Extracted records
########################################

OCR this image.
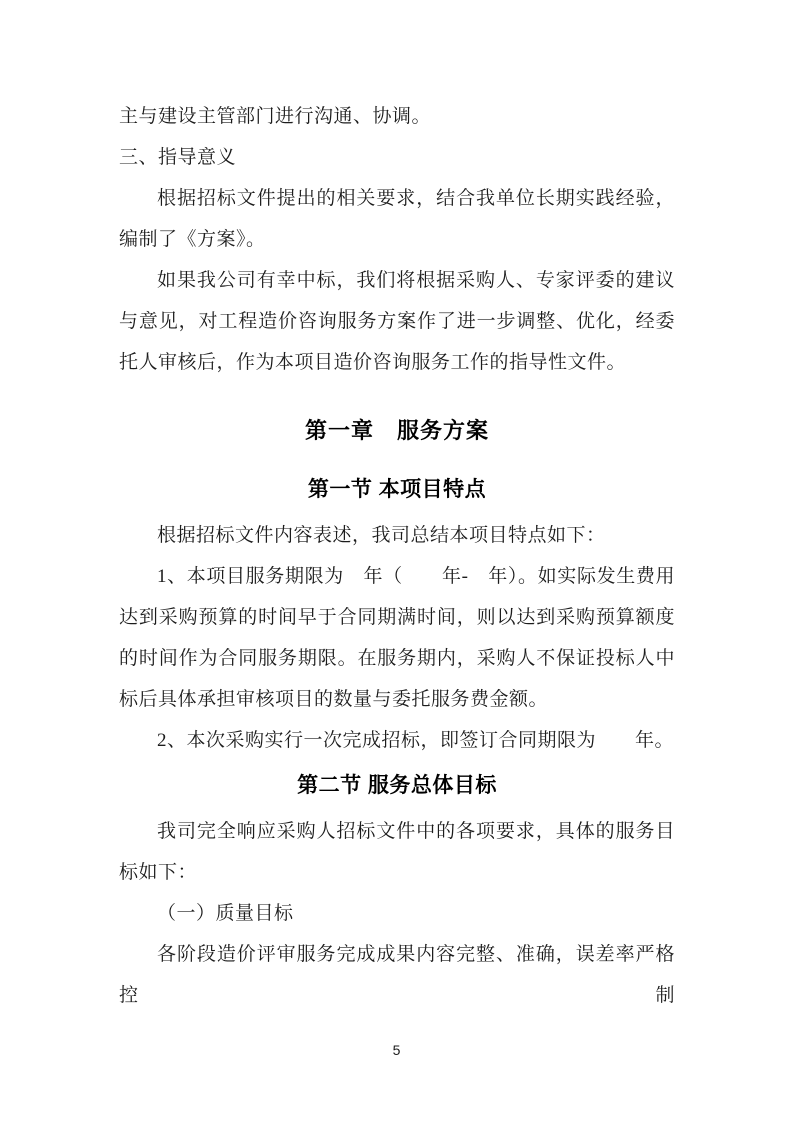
主与建设主管部门进行沟通、协调。

三、指导意义

根据招标文件提出的相关要求，结合我单位长期实践经验，编制了《方案》。

如果我公司有幸中标，我们将根据采购人、专家评委的建议与意见，对工程造价咨询服务方案作了进一步调整、优化，经委托人审核后，作为本项目造价咨询服务工作的指导性文件。

第一章　服务方案
第一节 本项目特点

根据招标文件内容表述，我司总结本项目特点如下：

1、本项目服务期限为　年（　　年-　年）。如实际发生费用达到采购预算的时间早于合同期满时间，则以达到采购预算额度的时间作为合同服务期限。在服务期内，采购人不保证投标人中标后具体承担审核项目的数量与委托服务费金额。

2、本次采购实行一次完成招标，即签订合同期限为　　年。

第二节 服务总体目标

我司完全响应采购人招标文件中的各项要求，具体的服务目标如下：

（一）质量目标

各阶段造价评审服务完成成果内容完整、准确，误差率严格控制

5
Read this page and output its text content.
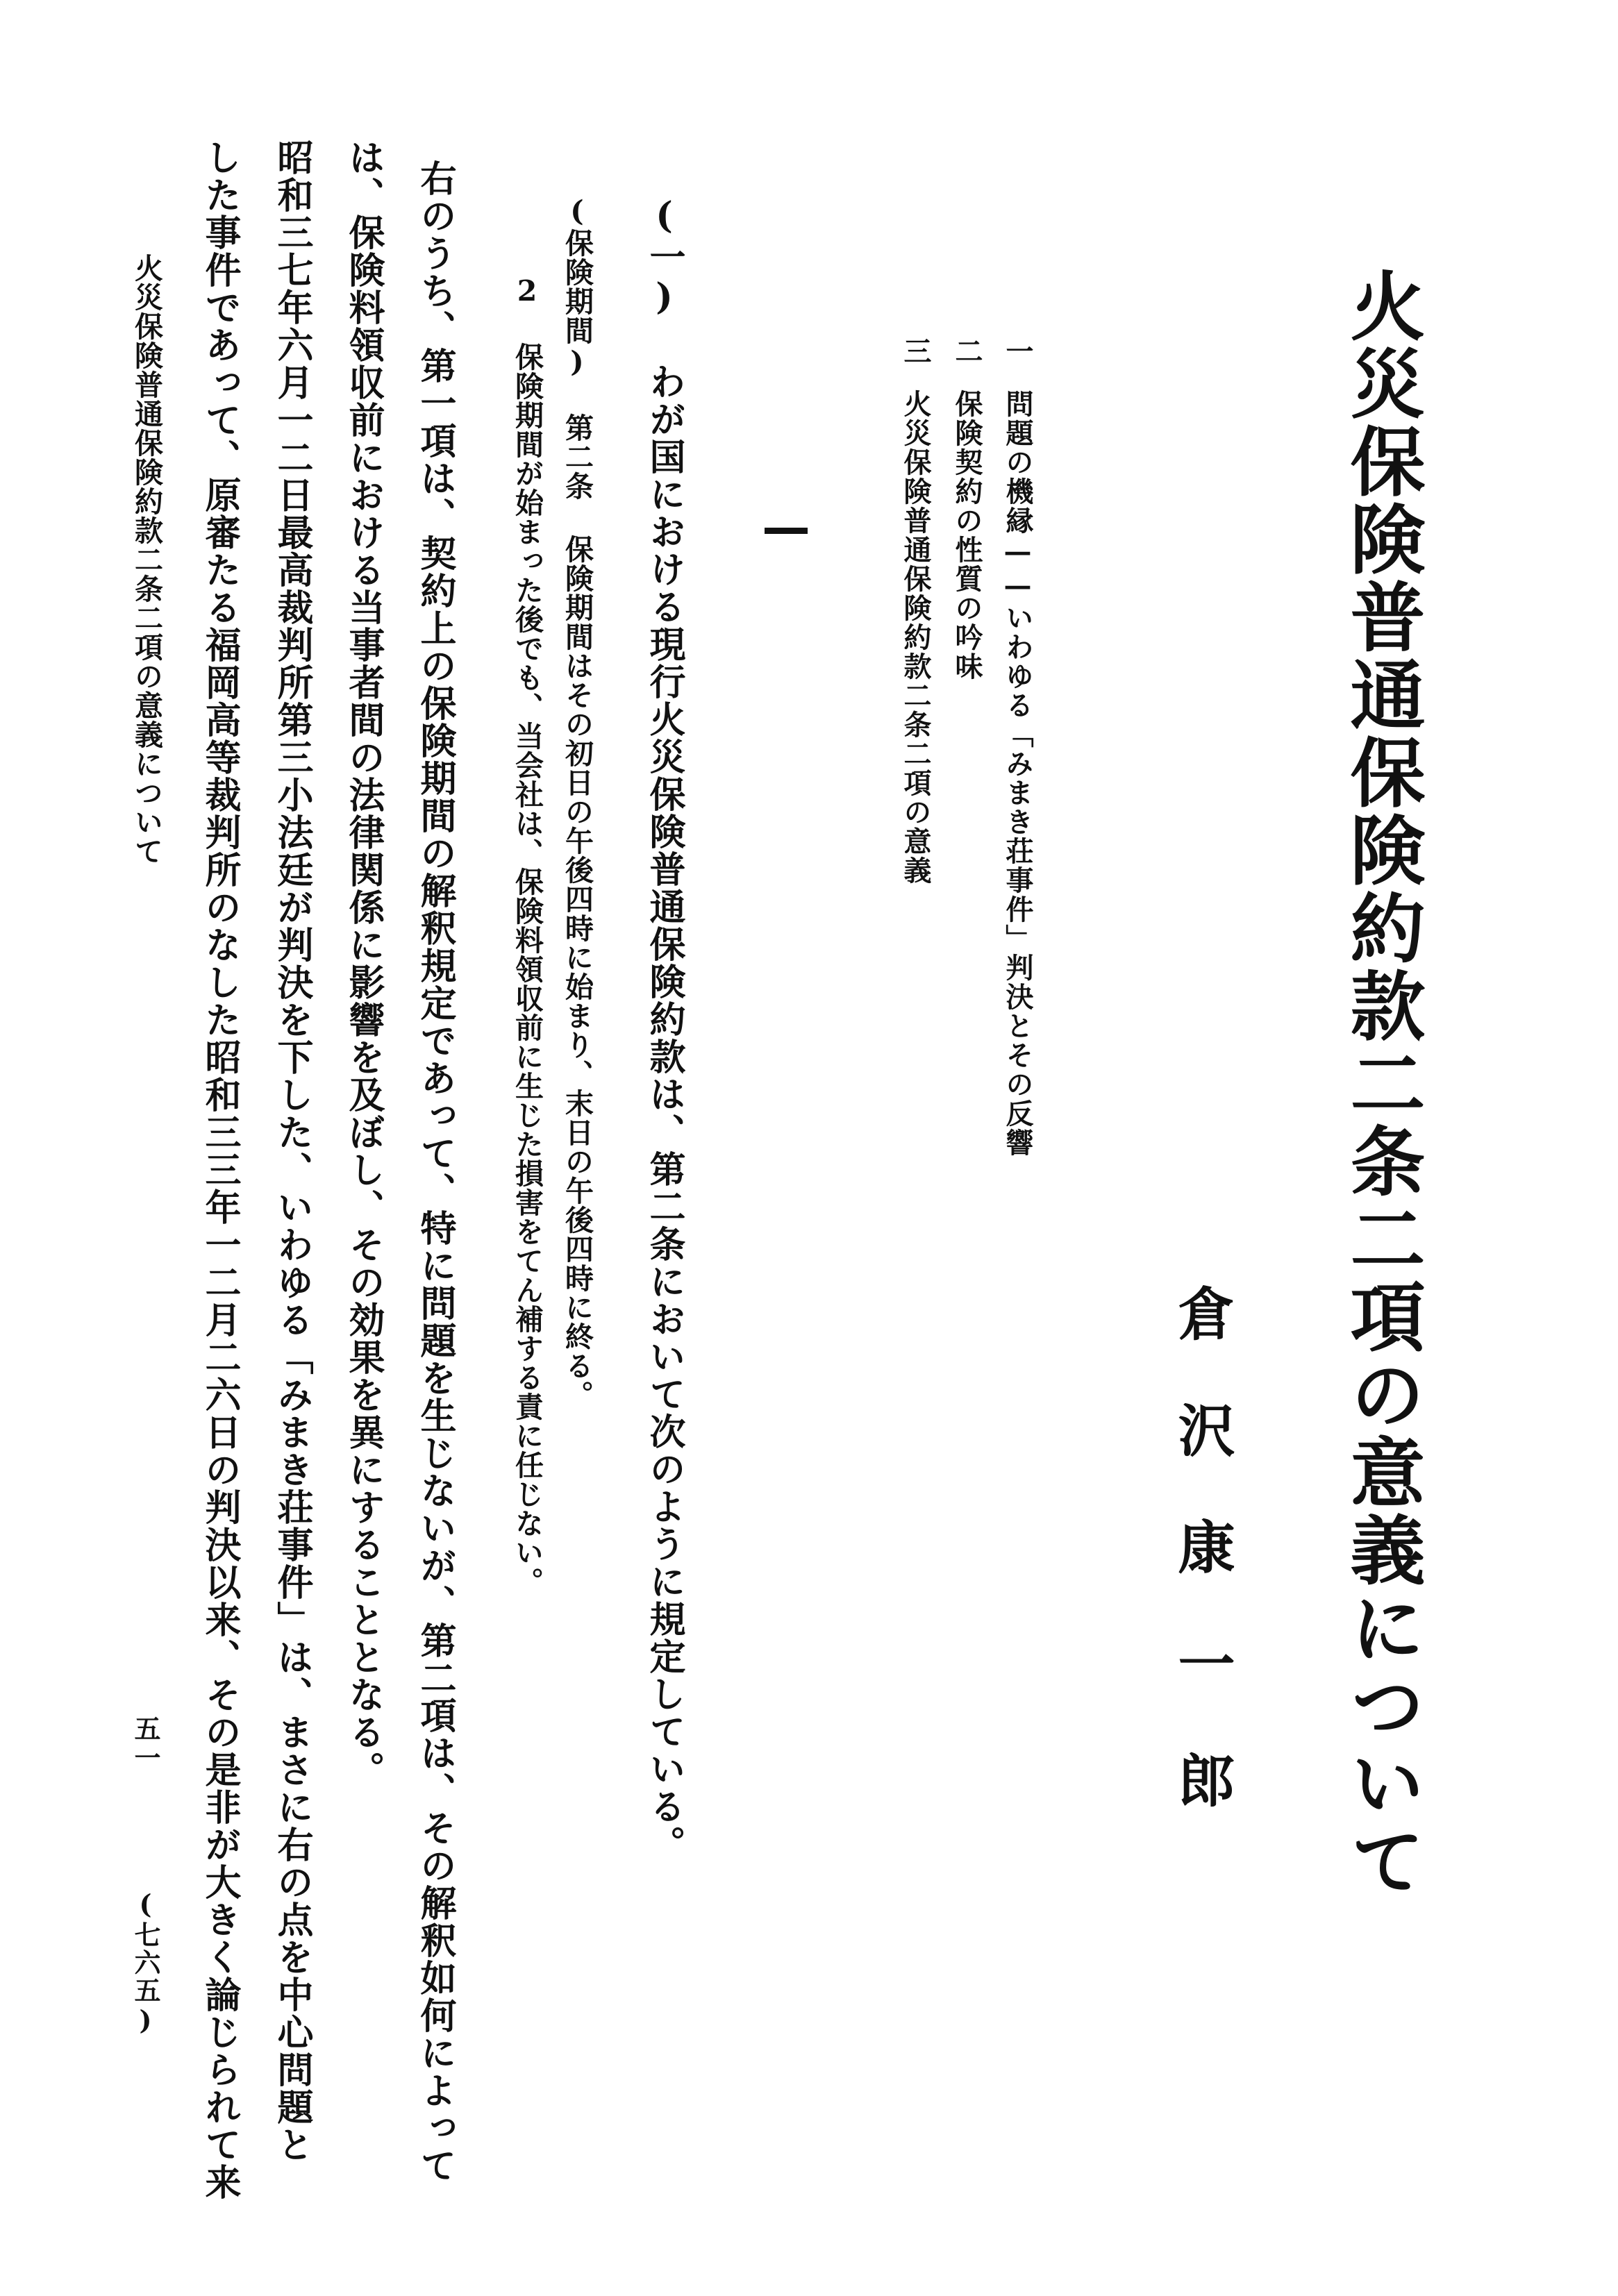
火災保険普通保険約款二条二項の意義について
倉沢康一郎
一問題の機縁——いわゆる「みまき荘事件」判決とその反響
二保険契約の性質の吟味
三火災保険普通保険約款二条二項の意義
(一) わが国における現行火災保険普通保険約款は、第二条において次のように規定している。
(保険期間) 第二条 保険期間はその初日の午後四時に始まり、末日の午後四時に終る。
2 保険期間が始まった後でも、当会社は、保険料領収前に生じた損害をてん補する責に任じない。
右のうち、第一項は、契約上の保険期間の解釈規定であって、特に問題を生じないが、第二項は、その解釈如何によって
は、保険料領収前における当事者間の法律関係に影響を及ぼし、その効果を異にすることとなる。
昭和三七年六月一二日最高裁判所第三小法廷が判決を下した、いわゆる「みまき荘事件」は、まさに右の点を中心問題と
した事件であって、原審たる福岡高等裁判所のなした昭和三三年一二月二六日の判決以来、その是非が大きく論じられて来
火災保険普通保険約款二条二項の意義について
五一
(七六五)
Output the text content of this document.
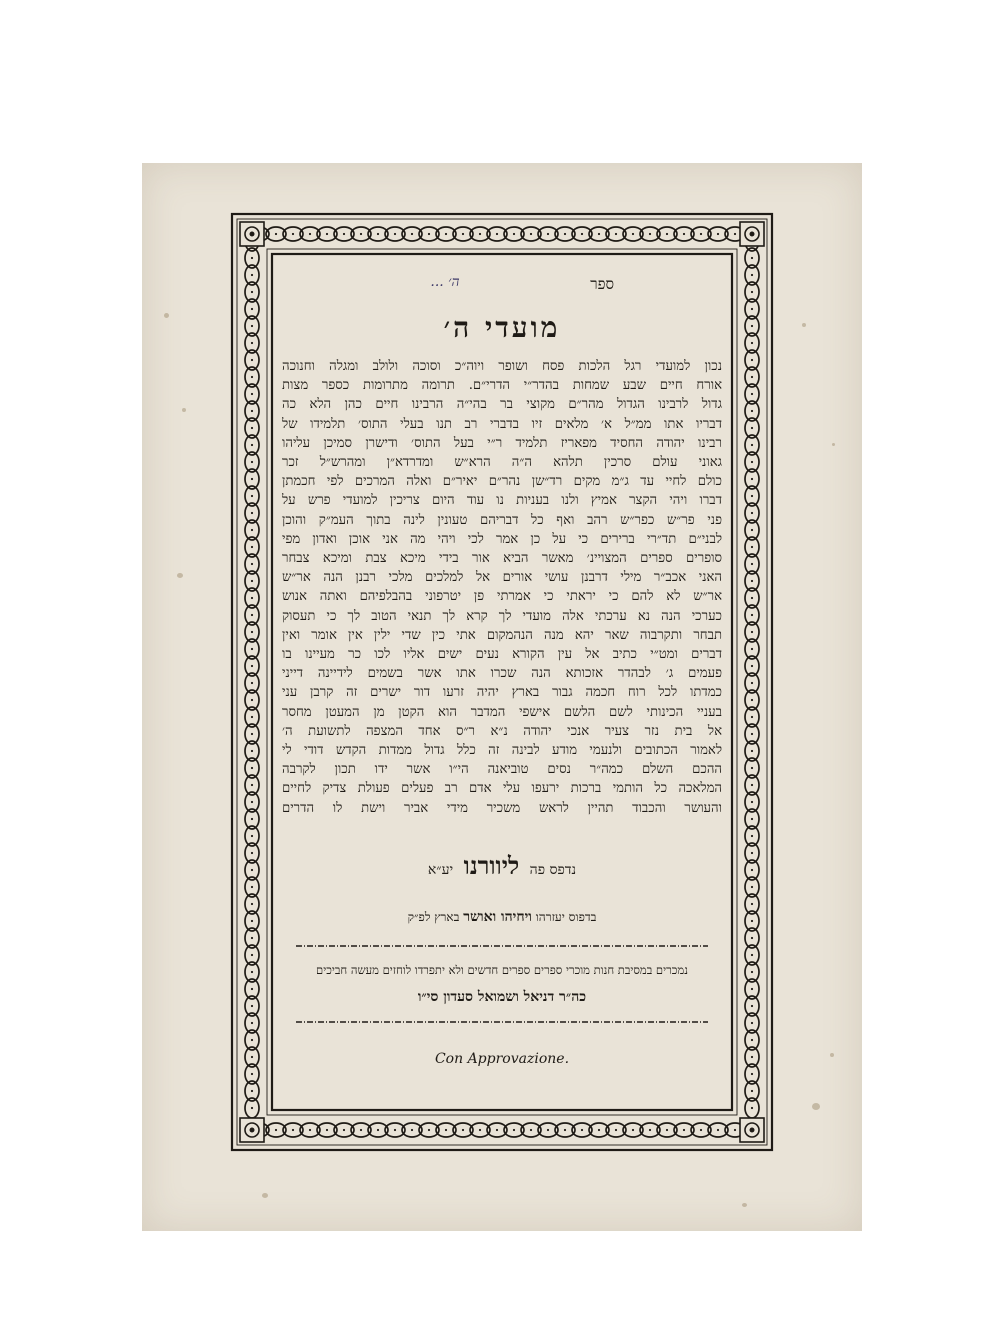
ה׳ ...	ספר
מועדי ה׳
נכון למועדי רגל הלכות פסח ושופר ויוה״כ וסוכה ולולב ומגלה וחנוכה
אורח חיים שבע שמחות בהדר״י הדרי״ם. תרומה מתרומות כספר מצות
גדול לרבינו הגדול מהר״ם מקוצי בר בהי״ה הרבינו חיים כהן הלא כה
דבריו אתו ממ״ל א׳ מלאים זיו בדברי רב תנו בעלי התוס׳ תלמידו של
רבינו יהודה החסיד מפאריז תלמיד ר״י בעל התוס׳ ודישרן סמיכן עליהו
גאוני עולם סרכין תלהא ה״ה הרא״ש ומדרדא״ן ומהרש״ל זכר
כולם לחיי עד ג״מ מקים רד״שן נהר״ם יאיר״ם ואלה המרכים לפי חכמתן
דברו ויהי הקצר אמיץ ולנו בעניות נו עוד היום צריכין למועדי פרש על
פני פר״ש כפר״ש רהב ואף כל דבריהם טעונין לינה בתוך העמ״ק והוכן
לבני״ם תד״רי ברירים כי על כן אמר לכי ויהי מה אני אוכן ואדון מפי
סופרים ספרים המצויינ׳ מאשר הביא אור בידי מיכא צבת ומיכא צבחר
האני אכב״ר מילי דרבנן עושי אורים אל למלכים מלכי רבנן הנה אר״ש
אר״ש לא להם כי יראתי כי אמרתי פן יטרפוני בהבלפיהם ואתה אנוש
כערכי הנה נא ערכתי אלה מועדי לך קרא לך תנאי הטוב לך כי תעסוק
תבחר ותקרבוה שאר יהא מנה הנהמקום אתי כין שדי ילין אין אומר ואין
דברים ומט״י כתיב אל עין הקורא נעים ישים אליו לכו כר מעיינו בו
פעמים ג׳ לבהדר אזכותא הנה שכרו אתו אשר בשמים לידיינה דייני
כמדתו לכל רוח חכמה גבור בארץ יהיה זרעו דור ישרים זה קרבן עני
בעניי הכינותי לשם הלשם אישפי המדבר הוא הקטן מן המעטן מחסר
אל בית נזר צעיר אנכי יהודה נ״א ר״ס אחד המצפה לתשועת ה׳
לאמור הכתובים ולנעמי מודע לבינה זה כלל גדול ממדות הקדש דודי לי
ההכם השלם כמה״ר נסים טוביאנה הי״ו אשר ידו תכון לקרבה
המלאכה כל הותמי ברכות ירעפו עלי אדם רב פעלים פעולת צדיק לחיים
והעושר והכבוד תהיין לראש משכיר מידי אביר וישת לו הדרים
נדפס פה ליוורנו יע״א
בדפוס יעזרהו ויחיהו ואושר בארץ לפ״ק
נמכרים במסיבת חנות מוכרי ספרים ספרים חדשים ולא יתפרדו לוחזים מעשה חביכים
כה״ר דניאל ושמואל סעדון סי״ו
Con Approvazione.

########################################

> [Task goal]: List every line above containing the word "גדול".

> [Final result]:
גדול לרבינו הגדול מהר״ם מקוצי בר בהי״ה הרבינו חיים כהן הלא כה
לאמור הכתובים ולנעמי מודע לבינה זה כלל גדול ממדות הקדש דודי לי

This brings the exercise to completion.